[Stored records]
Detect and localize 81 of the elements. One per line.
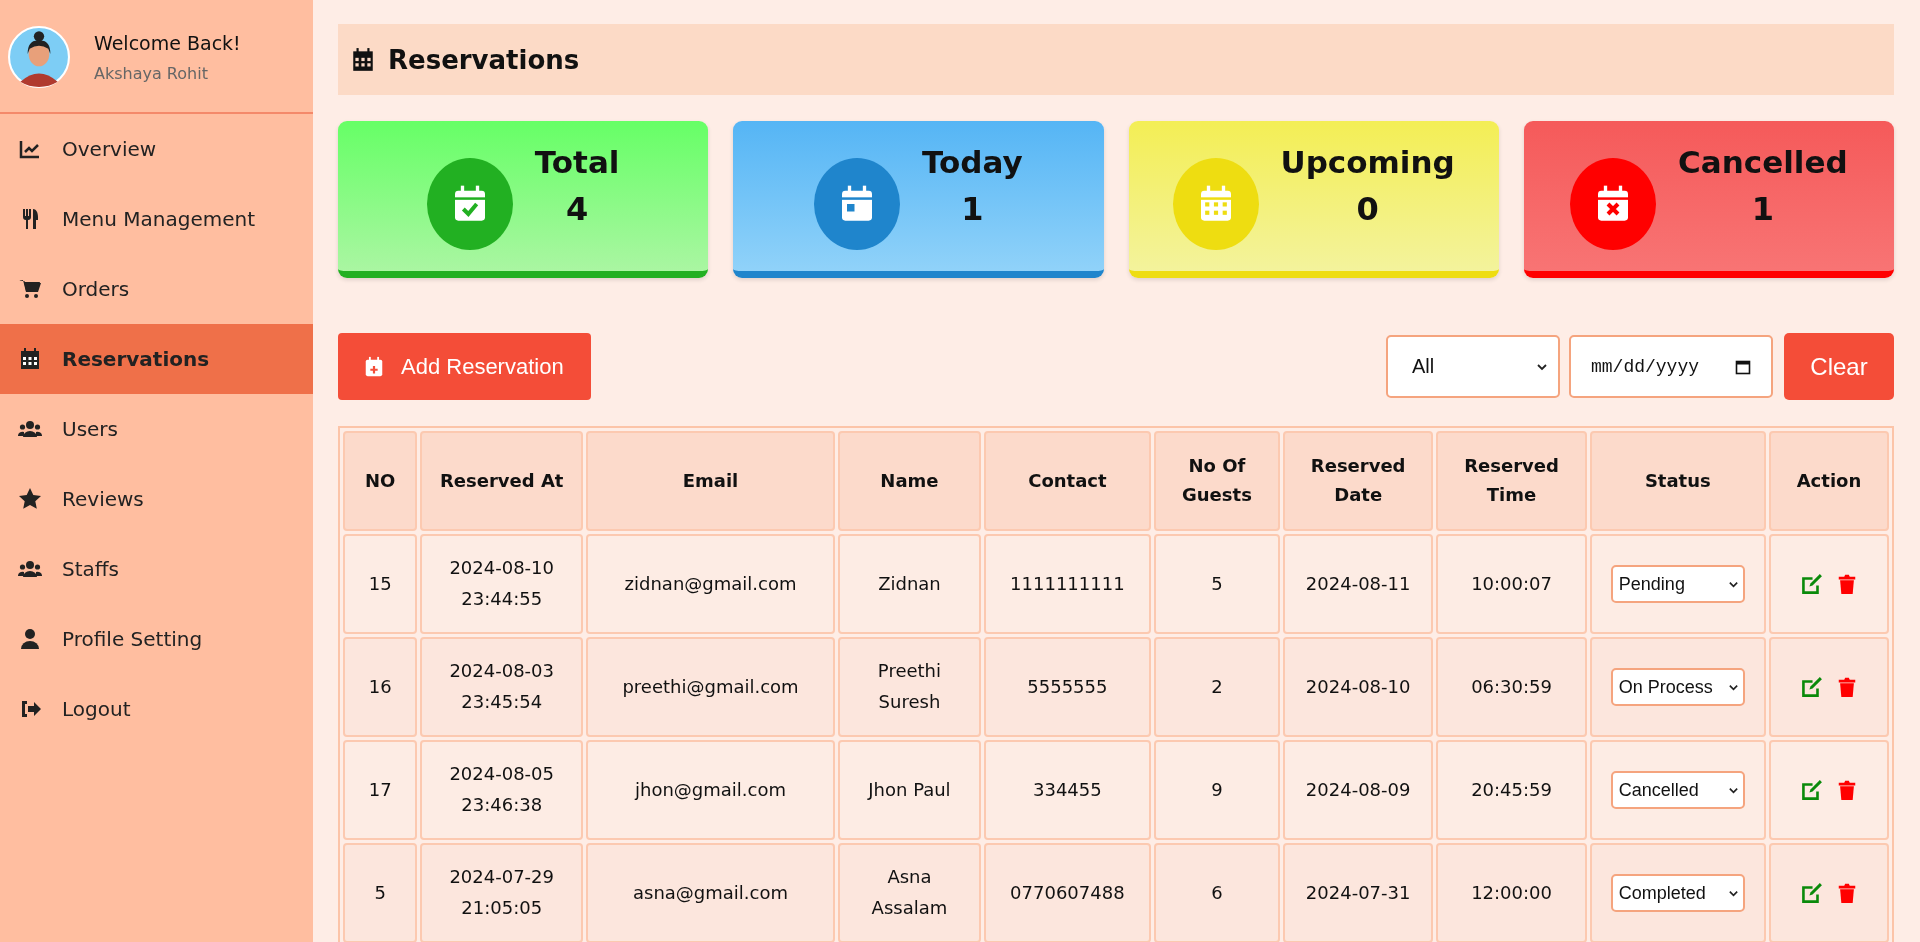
welcome-text: Welcome Back! [94, 31, 241, 54]
avatar-icon [8, 26, 70, 88]
card-value: 0 [1356, 190, 1379, 228]
edit-icon[interactable] [1799, 571, 1825, 597]
card-value: 1 [1751, 190, 1774, 228]
card-label: Cancelled [1678, 144, 1848, 180]
calendar-icon [18, 347, 42, 371]
status-select[interactable]: Completed [1610, 874, 1745, 912]
edit-icon[interactable] [1799, 880, 1825, 906]
user-icon [18, 627, 42, 651]
table-cell: 2024-07-29 21:05:05 [449, 866, 554, 918]
status-filter-select[interactable]: All [1386, 335, 1560, 398]
status-select[interactable]: Cancelled [1610, 771, 1745, 809]
table-cell: 2024-08-05 23:46:38 [449, 763, 554, 815]
table-cell: 15 [368, 572, 392, 594]
table-cell: 2 [1211, 675, 1223, 697]
card-label: Total [534, 144, 620, 180]
table-cell: preethi@gmail.com [622, 675, 799, 697]
table-cell: Jhon Paul [868, 778, 951, 800]
table-cell: Preethi Suresh [877, 660, 942, 712]
table-cell: 2024-08-10 [1305, 675, 1411, 697]
edit-icon[interactable] [1799, 777, 1825, 803]
sidebar-item[interactable]: Menu Management [0, 184, 313, 254]
table-cell: 12:00:00 [1471, 881, 1552, 903]
table-cell: 2024-07-31 [1305, 881, 1411, 903]
table-cell: Zidnan [878, 572, 941, 594]
column-header: Contact [1028, 469, 1107, 491]
column-header: NO [365, 469, 396, 491]
table-cell: 2024-08-03 23:45:54 [449, 660, 554, 712]
status-select[interactable]: Pending [1610, 565, 1745, 603]
table-cell: 6 [1211, 881, 1223, 903]
table-cell: 2024-08-10 23:44:55 [449, 557, 554, 609]
card-value: 4 [566, 190, 589, 228]
table-cell: 06:30:59 [1471, 675, 1552, 697]
sidebar-item[interactable]: Profile Setting [0, 604, 313, 674]
calendar-icon [350, 46, 376, 73]
calendar-plus-icon [363, 355, 385, 378]
sidebar-item[interactable]: Overview [0, 114, 313, 184]
table-cell: 16 [368, 675, 392, 697]
page-title: Reservations [388, 44, 580, 75]
star-icon [18, 487, 42, 511]
column-header: Status [1644, 469, 1711, 491]
edit-icon[interactable] [1799, 674, 1825, 700]
table-cell: 9 [1211, 778, 1223, 800]
table-cell: 334455 [1033, 778, 1102, 800]
table-cell: Asna Assalam [871, 866, 948, 918]
column-header: Reserved Time [1464, 455, 1559, 505]
column-header: Reserved At [439, 469, 564, 491]
table-cell: 5 [374, 881, 386, 903]
table-cell: 1111111111 [1010, 572, 1125, 594]
table-cell: 17 [368, 778, 392, 800]
column-header: Name [880, 469, 939, 491]
table-cell: 0770607488 [1010, 881, 1125, 903]
sidebar-item[interactable]: Reservations [0, 324, 313, 394]
add-reservation-button[interactable]: Add Reservation [338, 333, 591, 400]
column-header: Email [682, 469, 739, 491]
date-field[interactable]: mm/dd/yyyy [1569, 335, 1773, 398]
column-header: Reserved Date [1310, 455, 1406, 505]
table-cell: 10:00:07 [1471, 572, 1552, 594]
sidebar-item[interactable]: Staffs [0, 534, 313, 604]
status-select[interactable]: On Process [1610, 668, 1745, 706]
column-header: Action [1796, 469, 1862, 491]
table-cell: 5555555 [1027, 675, 1108, 697]
sidebar-item[interactable]: Reviews [0, 464, 313, 534]
calendar-icon [1735, 358, 1751, 375]
sidebar-item[interactable]: Orders [0, 254, 313, 324]
table-cell: asna@gmail.com [633, 881, 788, 903]
table-cell: zidnan@gmail.com [624, 572, 797, 594]
card-value: 1 [961, 190, 984, 228]
column-header: No Of Guests [1182, 455, 1252, 505]
table-cell: 5 [1211, 572, 1223, 594]
table-cell: 20:45:59 [1471, 778, 1552, 800]
user-name: Akshaya Rohit [94, 63, 209, 83]
table-cell: 2024-08-11 [1305, 572, 1411, 594]
table-cell: 2024-08-09 [1305, 778, 1411, 800]
clear-button[interactable]: Clear [1784, 333, 1894, 400]
sidebar-item[interactable]: Logout [0, 674, 313, 744]
card-label: Upcoming [1280, 144, 1455, 180]
sidebar-item[interactable]: Users [0, 394, 313, 464]
card-label: Today [922, 144, 1023, 180]
table-cell: jhon@gmail.com [635, 778, 786, 800]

▶ _Work required_
Write out the stretch from the line containing "welcome-text: Welcome Back! [94, 31, 241, 54]" through the line containing "user-icon [18, 627, 42, 651]", switching "edit-icon" to "pencil-icon" and keeping everything else the same.

▶ _Reply_
welcome-text: Welcome Back! [94, 31, 241, 54]
avatar-icon [8, 26, 70, 88]
card-value: 0 [1356, 190, 1379, 228]
pencil-icon[interactable] [1799, 571, 1825, 597]
card-value: 1 [1751, 190, 1774, 228]
card-label: Cancelled [1678, 144, 1848, 180]
calendar-icon [18, 347, 42, 371]
status-select[interactable]: Completed [1610, 874, 1745, 912]
pencil-icon[interactable] [1799, 880, 1825, 906]
user-icon [18, 627, 42, 651]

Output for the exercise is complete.